Task description |
In the listing below, find every line containing "入退場口やトイレ等の共用部" and copy it out.

[Stored dataset items]
___
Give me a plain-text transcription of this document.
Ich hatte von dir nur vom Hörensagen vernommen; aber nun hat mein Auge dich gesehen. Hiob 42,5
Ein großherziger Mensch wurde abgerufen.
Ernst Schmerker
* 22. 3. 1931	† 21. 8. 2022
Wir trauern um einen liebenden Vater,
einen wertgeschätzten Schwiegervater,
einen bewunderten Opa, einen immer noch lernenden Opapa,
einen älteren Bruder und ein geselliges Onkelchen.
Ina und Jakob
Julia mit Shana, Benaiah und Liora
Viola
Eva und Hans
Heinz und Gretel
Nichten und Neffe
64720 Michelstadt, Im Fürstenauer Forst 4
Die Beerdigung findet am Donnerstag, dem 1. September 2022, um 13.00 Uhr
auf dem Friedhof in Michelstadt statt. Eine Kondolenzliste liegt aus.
___
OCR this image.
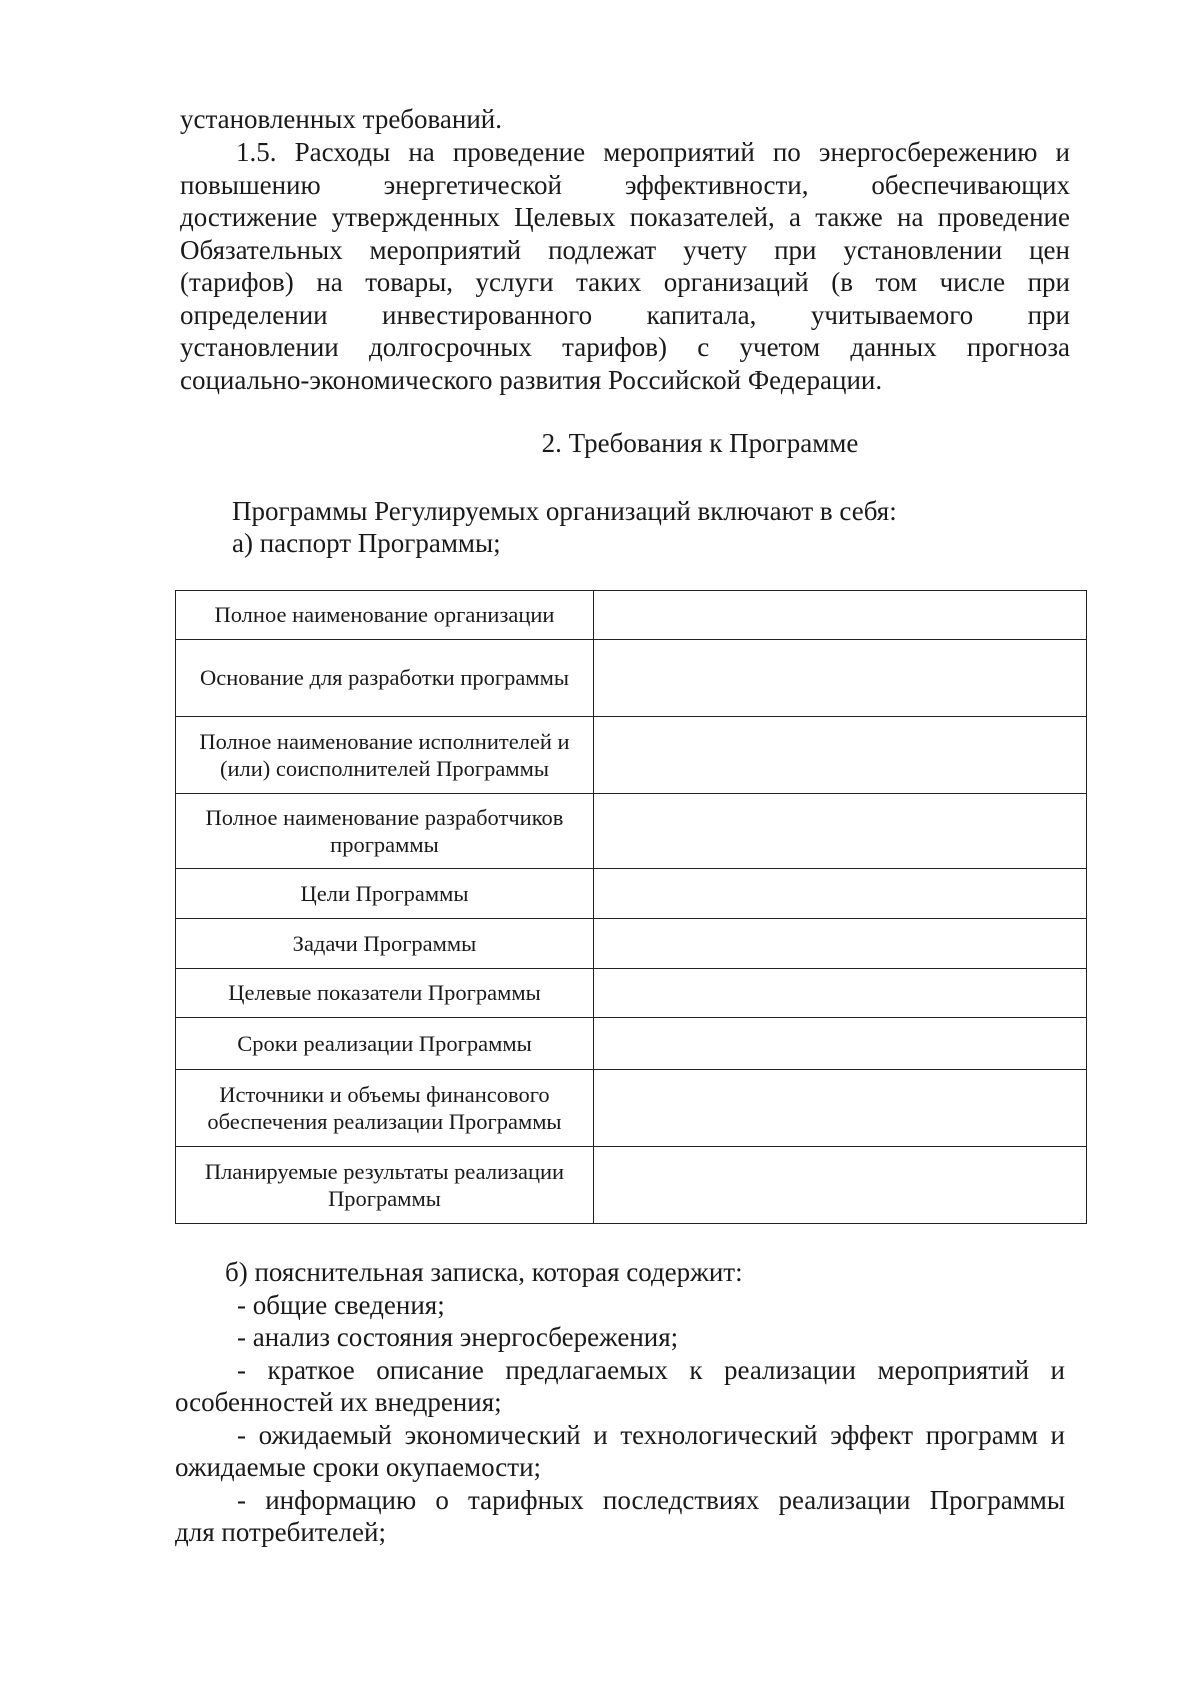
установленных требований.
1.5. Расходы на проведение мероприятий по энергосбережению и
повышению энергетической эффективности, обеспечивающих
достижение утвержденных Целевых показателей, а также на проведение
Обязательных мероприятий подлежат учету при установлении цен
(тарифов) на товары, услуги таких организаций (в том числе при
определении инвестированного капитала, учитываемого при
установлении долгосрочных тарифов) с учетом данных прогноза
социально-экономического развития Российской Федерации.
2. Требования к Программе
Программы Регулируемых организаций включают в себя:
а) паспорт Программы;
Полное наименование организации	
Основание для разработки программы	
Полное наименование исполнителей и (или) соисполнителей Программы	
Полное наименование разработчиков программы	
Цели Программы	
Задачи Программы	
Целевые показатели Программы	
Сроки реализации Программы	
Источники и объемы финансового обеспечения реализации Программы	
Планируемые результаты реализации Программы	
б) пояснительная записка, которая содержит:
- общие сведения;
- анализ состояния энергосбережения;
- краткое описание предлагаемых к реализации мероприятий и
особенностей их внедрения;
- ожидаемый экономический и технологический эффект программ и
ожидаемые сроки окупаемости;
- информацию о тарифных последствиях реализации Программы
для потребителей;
___
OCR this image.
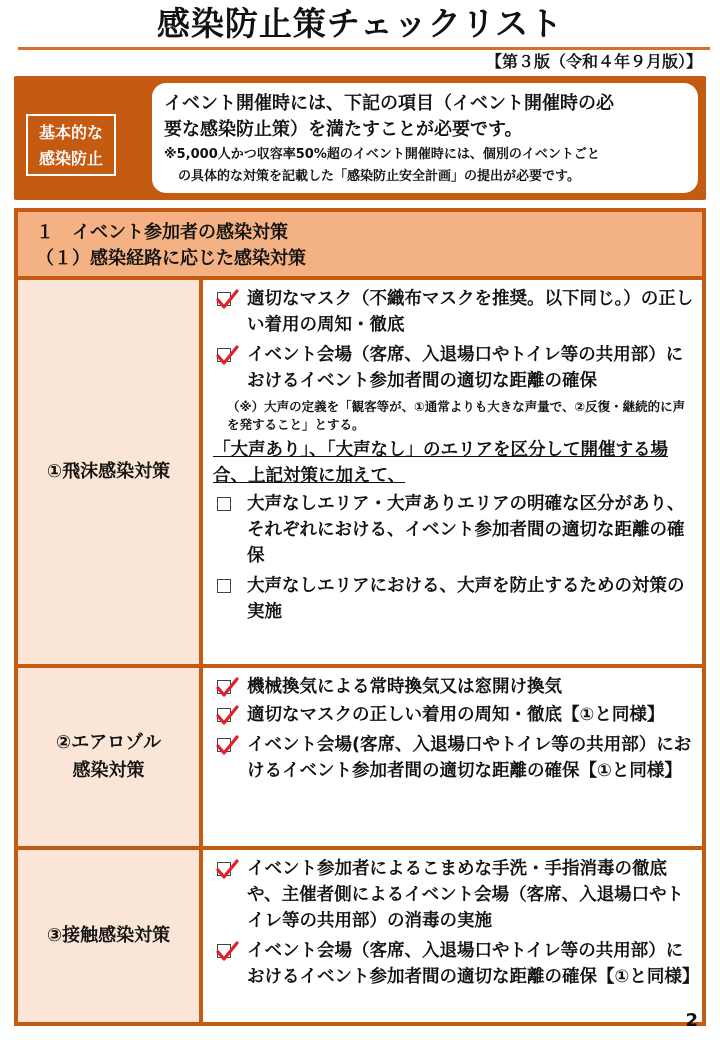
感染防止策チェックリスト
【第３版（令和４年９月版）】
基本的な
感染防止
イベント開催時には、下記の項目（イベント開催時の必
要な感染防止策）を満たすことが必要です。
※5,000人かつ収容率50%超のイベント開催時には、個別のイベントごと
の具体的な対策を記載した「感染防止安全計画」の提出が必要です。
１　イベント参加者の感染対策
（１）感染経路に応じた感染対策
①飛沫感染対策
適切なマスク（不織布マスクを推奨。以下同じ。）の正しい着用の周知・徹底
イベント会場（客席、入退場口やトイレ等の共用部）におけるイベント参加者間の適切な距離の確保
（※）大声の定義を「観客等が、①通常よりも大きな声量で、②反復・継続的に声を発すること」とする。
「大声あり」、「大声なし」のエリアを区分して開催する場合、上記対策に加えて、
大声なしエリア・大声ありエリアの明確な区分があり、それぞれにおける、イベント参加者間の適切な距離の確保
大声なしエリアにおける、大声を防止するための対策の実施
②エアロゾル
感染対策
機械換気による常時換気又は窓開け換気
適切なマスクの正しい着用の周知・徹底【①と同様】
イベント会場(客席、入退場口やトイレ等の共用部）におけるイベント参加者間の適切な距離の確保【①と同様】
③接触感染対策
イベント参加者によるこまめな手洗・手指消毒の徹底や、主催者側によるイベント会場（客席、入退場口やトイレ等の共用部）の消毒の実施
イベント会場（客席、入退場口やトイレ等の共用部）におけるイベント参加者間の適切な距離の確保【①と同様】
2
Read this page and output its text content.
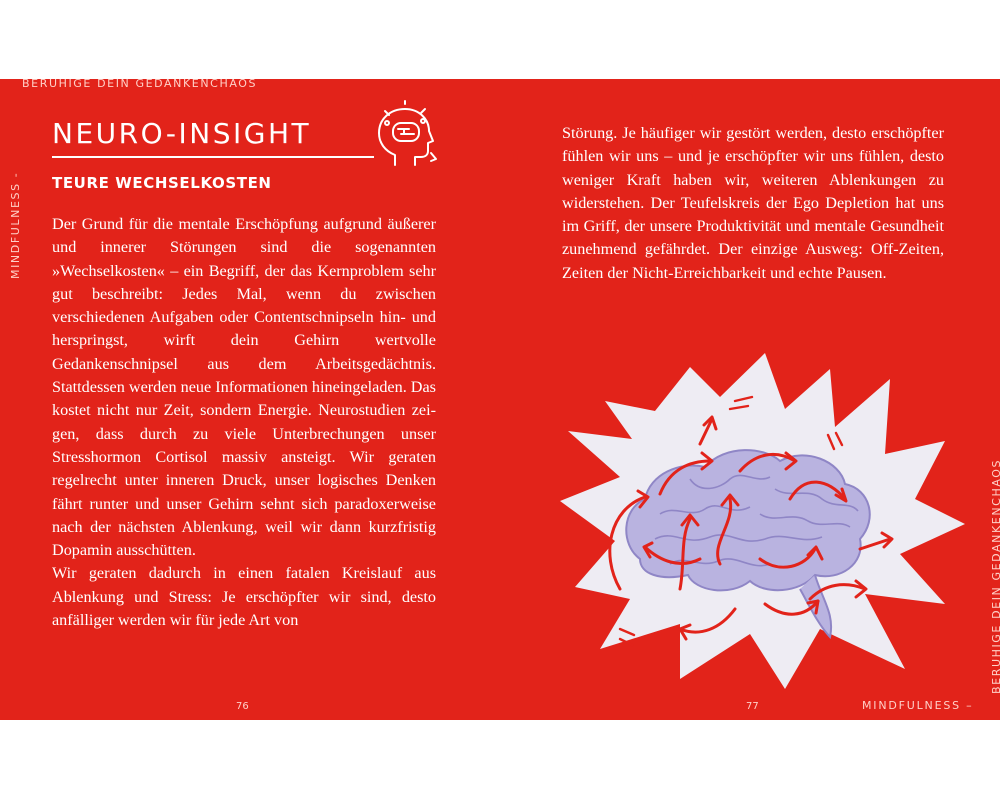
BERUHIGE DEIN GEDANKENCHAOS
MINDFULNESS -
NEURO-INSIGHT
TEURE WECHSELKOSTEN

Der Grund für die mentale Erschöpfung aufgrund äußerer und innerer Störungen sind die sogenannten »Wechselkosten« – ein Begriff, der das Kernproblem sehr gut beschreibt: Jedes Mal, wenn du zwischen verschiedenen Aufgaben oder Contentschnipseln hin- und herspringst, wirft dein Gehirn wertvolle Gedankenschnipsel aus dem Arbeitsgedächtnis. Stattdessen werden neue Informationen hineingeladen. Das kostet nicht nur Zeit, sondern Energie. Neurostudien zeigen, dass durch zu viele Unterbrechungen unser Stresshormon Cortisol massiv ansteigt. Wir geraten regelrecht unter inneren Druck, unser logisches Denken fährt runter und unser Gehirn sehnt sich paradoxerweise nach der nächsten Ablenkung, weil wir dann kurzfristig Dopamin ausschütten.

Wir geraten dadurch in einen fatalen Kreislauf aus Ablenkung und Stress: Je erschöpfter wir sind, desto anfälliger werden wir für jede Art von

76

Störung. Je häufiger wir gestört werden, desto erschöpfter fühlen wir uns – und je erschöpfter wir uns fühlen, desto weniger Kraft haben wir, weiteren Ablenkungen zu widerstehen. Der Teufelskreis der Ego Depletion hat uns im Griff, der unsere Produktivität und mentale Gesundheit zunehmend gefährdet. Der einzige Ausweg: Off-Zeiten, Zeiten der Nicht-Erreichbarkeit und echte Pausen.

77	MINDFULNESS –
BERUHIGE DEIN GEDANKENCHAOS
___
Output |
イベント会場（客席、入退場口やトイレ等の共用部）におけるイベント参加者間の適切な距離の確保
イベント会場(客席、入退場口やトイレ等の共用部）におけるイベント参加者間の適切な距離の確保【①と同様】
イベント参加者によるこまめな手洗・手指消毒の徹底や、主催者側によるイベント会場（客席、入退場口やトイレ等の共用部）の消毒の実施
イベント会場（客席、入退場口やトイレ等の共用部）におけるイベント参加者間の適切な距離の確保【①と同様】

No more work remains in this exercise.